>>>>

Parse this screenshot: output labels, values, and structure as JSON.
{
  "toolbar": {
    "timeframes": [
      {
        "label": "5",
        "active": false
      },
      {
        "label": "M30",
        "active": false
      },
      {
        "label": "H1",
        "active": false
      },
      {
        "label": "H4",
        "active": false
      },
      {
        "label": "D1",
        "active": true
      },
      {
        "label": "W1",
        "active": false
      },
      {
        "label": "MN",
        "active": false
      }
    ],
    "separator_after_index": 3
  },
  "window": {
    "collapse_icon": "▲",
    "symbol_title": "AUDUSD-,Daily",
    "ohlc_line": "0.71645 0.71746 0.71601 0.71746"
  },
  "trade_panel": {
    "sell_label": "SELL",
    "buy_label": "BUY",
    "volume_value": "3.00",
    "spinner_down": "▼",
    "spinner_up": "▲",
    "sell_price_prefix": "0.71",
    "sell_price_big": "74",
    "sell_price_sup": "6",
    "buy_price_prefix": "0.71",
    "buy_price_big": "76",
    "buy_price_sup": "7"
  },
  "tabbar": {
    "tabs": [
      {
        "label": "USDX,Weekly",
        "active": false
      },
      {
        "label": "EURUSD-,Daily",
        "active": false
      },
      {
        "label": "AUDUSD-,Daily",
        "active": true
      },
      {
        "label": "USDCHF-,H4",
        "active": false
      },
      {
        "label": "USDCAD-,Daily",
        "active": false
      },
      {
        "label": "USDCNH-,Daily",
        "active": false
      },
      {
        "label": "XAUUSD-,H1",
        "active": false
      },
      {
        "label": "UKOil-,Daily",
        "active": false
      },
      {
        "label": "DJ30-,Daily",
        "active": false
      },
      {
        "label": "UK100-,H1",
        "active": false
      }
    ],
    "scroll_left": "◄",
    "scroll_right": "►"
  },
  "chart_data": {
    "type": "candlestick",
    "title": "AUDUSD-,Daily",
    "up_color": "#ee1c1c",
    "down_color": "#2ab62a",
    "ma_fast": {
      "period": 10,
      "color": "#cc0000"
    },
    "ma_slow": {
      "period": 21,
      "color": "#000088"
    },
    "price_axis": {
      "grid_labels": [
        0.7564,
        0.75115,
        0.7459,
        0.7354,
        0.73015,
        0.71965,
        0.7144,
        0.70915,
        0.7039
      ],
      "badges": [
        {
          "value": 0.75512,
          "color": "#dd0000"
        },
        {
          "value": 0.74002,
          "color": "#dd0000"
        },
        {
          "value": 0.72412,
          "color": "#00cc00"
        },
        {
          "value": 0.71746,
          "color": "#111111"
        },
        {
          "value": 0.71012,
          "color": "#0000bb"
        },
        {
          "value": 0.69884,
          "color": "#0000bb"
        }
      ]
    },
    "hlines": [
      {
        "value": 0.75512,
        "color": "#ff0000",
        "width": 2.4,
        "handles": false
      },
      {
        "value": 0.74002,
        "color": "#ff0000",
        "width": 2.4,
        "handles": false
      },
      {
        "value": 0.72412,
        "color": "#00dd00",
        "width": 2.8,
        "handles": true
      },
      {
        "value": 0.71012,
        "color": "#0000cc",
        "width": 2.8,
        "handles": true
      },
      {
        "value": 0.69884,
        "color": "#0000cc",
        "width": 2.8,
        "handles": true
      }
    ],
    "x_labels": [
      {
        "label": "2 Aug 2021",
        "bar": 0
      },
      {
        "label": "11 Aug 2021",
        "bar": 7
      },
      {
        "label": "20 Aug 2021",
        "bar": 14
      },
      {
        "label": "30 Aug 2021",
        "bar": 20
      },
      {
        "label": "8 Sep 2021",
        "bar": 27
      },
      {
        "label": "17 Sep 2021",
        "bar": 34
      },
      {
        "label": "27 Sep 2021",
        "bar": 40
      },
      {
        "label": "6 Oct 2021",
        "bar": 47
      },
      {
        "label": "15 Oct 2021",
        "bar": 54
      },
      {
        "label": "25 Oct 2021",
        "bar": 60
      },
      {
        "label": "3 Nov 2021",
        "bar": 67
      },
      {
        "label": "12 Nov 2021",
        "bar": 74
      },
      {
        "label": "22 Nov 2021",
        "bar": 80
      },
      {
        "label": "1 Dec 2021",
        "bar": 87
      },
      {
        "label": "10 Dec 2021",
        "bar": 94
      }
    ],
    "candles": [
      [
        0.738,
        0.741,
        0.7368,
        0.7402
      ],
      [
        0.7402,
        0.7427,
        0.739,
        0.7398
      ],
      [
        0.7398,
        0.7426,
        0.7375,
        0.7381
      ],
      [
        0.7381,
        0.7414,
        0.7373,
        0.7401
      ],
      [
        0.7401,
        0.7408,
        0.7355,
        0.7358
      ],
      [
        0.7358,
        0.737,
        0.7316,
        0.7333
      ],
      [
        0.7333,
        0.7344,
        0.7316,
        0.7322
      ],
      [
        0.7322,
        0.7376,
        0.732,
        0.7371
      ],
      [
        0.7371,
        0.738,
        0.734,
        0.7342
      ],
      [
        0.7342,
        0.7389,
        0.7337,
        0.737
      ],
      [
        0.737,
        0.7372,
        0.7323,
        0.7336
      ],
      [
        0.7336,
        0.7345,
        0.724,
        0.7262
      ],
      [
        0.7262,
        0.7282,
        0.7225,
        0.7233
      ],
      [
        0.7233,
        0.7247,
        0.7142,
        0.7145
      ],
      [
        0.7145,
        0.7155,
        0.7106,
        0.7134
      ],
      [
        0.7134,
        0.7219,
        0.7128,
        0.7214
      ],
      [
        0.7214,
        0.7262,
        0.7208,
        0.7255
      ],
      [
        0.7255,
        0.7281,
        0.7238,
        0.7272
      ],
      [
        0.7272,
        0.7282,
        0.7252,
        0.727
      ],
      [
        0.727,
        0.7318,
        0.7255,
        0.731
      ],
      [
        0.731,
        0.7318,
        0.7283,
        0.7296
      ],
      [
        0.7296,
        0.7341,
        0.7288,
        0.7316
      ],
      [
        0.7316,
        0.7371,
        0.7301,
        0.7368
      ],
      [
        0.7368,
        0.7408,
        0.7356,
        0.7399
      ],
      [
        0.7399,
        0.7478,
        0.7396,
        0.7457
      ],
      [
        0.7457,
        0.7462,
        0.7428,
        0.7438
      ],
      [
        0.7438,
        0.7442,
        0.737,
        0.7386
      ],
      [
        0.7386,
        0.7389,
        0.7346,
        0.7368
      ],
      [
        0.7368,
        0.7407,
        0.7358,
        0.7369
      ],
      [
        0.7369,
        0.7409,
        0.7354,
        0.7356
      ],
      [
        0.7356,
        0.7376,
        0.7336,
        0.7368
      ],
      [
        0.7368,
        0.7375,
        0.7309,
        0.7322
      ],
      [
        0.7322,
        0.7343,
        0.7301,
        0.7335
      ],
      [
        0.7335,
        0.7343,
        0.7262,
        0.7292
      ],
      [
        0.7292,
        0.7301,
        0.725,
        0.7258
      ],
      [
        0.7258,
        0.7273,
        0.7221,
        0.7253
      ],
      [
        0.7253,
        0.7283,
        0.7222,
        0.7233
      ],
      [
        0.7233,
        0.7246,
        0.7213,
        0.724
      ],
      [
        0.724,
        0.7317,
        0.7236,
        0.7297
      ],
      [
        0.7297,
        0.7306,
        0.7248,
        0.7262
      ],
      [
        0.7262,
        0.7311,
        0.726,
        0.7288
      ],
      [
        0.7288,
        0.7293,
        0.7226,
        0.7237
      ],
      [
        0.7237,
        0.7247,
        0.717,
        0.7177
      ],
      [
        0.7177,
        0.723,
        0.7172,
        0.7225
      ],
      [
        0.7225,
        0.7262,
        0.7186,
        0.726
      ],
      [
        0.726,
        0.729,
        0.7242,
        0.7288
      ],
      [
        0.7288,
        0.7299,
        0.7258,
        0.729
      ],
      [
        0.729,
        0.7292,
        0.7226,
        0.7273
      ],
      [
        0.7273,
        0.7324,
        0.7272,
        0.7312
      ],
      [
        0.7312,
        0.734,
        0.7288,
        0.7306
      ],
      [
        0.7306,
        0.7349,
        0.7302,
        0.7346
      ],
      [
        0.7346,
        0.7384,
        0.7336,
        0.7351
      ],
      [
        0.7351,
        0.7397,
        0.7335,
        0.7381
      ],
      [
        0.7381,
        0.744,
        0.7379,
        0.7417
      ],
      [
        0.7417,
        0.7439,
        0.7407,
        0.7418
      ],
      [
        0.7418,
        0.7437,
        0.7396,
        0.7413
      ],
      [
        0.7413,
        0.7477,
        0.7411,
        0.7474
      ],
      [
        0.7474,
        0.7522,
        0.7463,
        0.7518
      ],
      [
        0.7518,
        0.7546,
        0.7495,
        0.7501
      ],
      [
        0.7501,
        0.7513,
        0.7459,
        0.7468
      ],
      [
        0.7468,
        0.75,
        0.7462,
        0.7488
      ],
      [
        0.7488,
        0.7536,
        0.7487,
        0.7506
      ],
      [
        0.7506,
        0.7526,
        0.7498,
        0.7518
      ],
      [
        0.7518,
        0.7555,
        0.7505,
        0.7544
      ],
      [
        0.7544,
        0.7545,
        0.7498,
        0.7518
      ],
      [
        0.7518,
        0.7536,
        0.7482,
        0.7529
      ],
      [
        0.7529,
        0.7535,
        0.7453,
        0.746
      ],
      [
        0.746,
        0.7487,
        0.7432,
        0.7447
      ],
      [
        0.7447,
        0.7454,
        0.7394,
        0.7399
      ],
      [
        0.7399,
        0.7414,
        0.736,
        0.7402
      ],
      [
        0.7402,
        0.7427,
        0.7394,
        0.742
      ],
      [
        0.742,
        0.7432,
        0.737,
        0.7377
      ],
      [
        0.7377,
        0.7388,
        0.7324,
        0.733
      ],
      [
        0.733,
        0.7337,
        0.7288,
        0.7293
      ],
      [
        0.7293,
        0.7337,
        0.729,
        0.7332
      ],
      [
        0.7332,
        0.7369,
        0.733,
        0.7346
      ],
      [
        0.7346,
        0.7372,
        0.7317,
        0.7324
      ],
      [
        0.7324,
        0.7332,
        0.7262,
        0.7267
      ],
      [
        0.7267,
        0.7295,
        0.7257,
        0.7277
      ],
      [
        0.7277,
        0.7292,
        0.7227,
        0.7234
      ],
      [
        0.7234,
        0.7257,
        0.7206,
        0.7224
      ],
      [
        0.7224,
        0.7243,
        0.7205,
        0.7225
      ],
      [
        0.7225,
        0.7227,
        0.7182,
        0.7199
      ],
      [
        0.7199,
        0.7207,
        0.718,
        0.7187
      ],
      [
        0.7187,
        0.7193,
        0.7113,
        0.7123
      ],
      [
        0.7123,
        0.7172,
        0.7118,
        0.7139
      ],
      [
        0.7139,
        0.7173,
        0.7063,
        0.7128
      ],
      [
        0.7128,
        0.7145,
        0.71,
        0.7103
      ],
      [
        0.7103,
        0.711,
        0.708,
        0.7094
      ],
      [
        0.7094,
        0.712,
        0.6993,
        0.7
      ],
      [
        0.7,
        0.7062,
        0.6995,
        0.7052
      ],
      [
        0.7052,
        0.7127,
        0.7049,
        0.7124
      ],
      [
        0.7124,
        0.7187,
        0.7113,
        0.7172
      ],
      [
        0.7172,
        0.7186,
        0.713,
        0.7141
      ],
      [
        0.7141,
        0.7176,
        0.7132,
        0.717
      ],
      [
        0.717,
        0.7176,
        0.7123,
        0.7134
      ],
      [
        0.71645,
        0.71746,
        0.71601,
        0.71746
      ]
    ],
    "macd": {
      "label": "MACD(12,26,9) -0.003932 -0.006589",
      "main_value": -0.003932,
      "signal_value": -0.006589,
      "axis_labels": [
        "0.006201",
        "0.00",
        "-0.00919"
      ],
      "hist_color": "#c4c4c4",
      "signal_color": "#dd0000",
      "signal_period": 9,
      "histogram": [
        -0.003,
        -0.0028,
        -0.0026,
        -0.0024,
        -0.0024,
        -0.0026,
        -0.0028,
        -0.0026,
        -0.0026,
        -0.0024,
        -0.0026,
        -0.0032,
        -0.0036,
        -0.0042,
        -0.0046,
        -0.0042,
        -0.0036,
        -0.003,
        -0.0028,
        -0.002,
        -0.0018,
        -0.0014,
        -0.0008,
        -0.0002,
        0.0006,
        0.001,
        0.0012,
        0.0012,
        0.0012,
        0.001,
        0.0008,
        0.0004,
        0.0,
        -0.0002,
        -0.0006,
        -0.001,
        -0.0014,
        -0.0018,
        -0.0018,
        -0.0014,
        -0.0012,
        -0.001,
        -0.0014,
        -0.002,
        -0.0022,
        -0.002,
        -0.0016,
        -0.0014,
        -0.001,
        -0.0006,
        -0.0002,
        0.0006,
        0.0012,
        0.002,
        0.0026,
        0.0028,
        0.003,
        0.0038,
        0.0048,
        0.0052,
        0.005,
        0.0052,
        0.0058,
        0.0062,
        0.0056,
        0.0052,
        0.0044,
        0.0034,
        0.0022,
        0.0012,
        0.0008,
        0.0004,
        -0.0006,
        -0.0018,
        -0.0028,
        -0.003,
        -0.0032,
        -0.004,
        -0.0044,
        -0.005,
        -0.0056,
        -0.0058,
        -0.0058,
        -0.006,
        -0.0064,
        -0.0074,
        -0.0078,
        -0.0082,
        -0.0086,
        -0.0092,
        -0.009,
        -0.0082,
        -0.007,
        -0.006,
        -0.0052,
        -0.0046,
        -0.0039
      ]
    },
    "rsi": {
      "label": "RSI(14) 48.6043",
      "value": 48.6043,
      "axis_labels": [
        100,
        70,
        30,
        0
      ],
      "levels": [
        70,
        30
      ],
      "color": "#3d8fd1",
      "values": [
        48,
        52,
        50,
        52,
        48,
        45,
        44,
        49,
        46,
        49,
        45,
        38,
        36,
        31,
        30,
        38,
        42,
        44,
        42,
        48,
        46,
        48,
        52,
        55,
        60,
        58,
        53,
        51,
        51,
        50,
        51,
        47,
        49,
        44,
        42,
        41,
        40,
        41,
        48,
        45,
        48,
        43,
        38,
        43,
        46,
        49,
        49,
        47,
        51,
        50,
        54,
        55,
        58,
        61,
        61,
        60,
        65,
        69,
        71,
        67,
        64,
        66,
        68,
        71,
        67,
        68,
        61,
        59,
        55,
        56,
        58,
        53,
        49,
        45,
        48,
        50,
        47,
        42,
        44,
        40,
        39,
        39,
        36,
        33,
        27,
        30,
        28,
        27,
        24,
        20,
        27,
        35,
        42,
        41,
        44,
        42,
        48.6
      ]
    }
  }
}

<<<<

- WHAT IS REQUIRED: Determine the number of lines in the listing that hold the word "values", and supply that number and nothing further.

- ANSWER TO THIS EXERCISE: 2